··· RECORDS SHOWN

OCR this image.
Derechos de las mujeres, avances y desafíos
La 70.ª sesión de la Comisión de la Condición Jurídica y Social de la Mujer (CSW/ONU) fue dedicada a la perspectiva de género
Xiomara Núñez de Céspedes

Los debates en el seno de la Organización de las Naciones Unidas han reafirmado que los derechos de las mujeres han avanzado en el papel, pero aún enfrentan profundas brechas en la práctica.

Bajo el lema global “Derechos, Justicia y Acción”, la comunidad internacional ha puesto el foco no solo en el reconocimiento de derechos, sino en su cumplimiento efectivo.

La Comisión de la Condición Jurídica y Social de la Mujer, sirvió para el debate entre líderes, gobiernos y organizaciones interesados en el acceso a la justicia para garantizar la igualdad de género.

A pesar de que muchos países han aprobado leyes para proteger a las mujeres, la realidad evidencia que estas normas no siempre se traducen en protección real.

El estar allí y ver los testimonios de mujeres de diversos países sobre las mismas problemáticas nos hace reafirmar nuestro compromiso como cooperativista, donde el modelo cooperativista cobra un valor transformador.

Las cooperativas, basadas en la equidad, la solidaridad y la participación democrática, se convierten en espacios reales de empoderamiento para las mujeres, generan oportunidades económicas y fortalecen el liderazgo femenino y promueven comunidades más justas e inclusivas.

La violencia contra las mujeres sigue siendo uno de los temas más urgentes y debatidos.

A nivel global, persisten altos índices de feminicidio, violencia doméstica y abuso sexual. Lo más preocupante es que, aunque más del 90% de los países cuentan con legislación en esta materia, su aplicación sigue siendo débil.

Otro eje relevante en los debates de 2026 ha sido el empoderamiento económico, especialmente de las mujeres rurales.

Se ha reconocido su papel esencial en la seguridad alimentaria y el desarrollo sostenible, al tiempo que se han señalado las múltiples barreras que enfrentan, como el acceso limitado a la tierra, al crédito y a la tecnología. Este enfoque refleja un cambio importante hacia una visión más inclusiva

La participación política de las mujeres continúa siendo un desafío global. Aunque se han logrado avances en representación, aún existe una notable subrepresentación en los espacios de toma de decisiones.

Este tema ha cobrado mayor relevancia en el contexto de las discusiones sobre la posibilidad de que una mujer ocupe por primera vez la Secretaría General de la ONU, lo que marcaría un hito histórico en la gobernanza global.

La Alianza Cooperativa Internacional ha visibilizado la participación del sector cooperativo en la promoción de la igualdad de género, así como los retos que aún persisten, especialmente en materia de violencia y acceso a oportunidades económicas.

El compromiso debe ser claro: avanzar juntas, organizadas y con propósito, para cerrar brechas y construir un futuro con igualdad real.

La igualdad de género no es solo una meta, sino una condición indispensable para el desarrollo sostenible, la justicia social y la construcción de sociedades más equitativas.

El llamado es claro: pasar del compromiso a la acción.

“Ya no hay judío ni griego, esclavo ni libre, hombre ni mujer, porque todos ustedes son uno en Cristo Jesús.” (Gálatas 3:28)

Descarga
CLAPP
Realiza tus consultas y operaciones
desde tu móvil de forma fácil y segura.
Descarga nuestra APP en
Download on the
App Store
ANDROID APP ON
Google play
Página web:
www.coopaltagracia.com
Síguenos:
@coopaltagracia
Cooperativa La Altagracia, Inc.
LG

······
··· RECORDS SHOWN

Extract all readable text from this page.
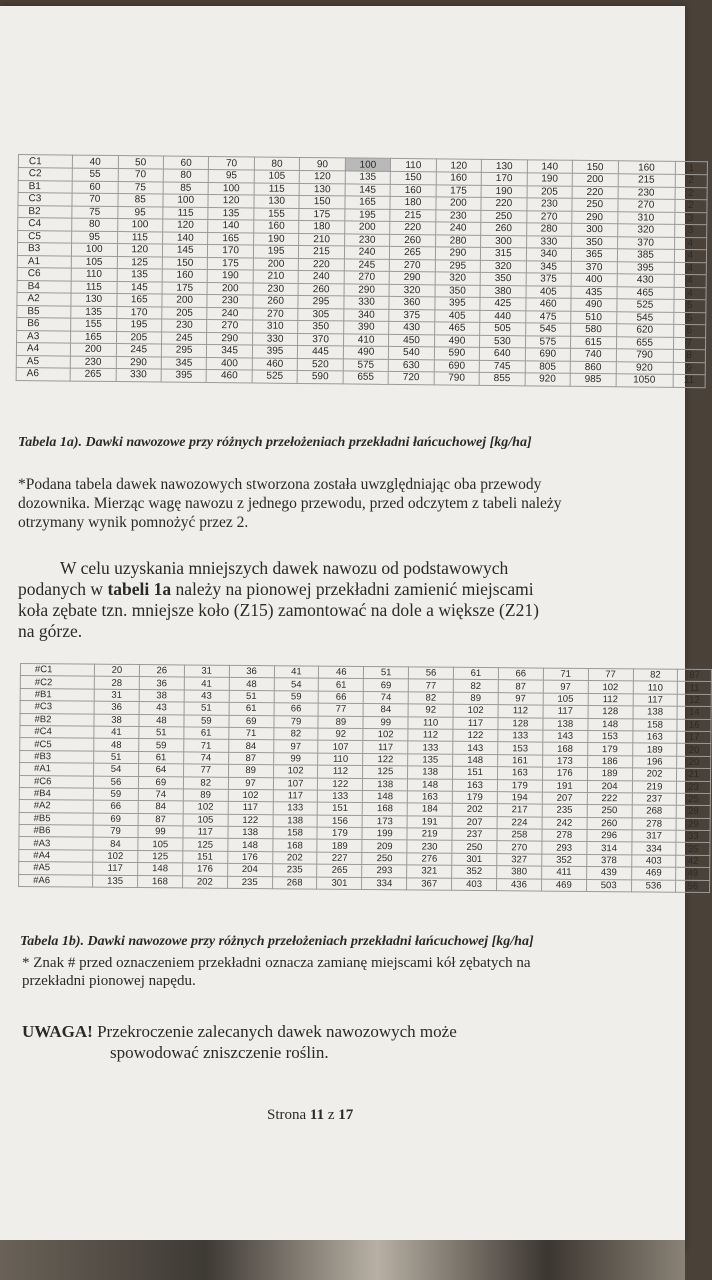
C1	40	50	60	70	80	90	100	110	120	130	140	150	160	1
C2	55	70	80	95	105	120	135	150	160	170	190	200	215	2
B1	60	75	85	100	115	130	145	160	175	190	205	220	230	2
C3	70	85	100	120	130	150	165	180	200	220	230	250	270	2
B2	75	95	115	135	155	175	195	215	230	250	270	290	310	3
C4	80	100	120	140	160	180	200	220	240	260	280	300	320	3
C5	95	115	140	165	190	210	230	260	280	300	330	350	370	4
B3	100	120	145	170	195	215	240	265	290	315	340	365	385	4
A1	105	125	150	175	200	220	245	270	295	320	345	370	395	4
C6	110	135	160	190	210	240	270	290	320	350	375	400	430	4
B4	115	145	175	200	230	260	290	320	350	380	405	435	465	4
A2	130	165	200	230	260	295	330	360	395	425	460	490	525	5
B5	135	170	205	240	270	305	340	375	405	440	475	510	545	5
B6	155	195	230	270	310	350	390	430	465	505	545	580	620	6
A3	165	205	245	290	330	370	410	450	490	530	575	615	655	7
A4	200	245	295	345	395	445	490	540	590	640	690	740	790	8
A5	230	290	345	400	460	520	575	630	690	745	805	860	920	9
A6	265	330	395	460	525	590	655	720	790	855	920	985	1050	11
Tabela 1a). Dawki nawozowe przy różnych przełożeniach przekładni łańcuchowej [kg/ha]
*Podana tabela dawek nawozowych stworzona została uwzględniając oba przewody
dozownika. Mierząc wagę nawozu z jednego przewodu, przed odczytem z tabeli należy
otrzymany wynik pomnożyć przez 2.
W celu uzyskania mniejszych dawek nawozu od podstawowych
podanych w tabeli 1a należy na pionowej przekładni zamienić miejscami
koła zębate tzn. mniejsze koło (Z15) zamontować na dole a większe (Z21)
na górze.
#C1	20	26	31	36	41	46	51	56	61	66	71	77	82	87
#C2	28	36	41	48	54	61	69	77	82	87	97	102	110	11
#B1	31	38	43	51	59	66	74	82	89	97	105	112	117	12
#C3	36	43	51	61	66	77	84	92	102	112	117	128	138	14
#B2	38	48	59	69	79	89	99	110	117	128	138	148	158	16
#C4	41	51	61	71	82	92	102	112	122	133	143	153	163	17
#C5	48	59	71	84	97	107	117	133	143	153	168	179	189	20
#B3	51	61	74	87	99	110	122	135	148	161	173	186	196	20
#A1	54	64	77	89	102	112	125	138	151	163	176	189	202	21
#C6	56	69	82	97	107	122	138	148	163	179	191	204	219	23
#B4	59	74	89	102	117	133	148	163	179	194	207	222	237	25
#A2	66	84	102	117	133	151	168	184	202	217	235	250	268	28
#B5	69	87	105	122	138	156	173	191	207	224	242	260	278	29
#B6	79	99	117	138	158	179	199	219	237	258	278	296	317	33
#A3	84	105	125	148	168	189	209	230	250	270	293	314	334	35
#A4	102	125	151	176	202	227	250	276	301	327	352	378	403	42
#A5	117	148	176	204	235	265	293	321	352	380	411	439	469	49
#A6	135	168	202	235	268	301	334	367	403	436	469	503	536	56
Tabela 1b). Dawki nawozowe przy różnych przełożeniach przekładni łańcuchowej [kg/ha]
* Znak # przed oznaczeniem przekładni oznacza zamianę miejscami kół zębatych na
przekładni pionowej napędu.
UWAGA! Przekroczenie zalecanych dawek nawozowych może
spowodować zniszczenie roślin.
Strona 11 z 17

······

WHAT TO WORK ON: Identify which lines contain the word "nawozowych" and copy each one.

FINISHED TASK:
*Podana tabela dawek nawozowych stworzona została uwzględniając oba przewody
UWAGA! Przekroczenie zalecanych dawek nawozowych może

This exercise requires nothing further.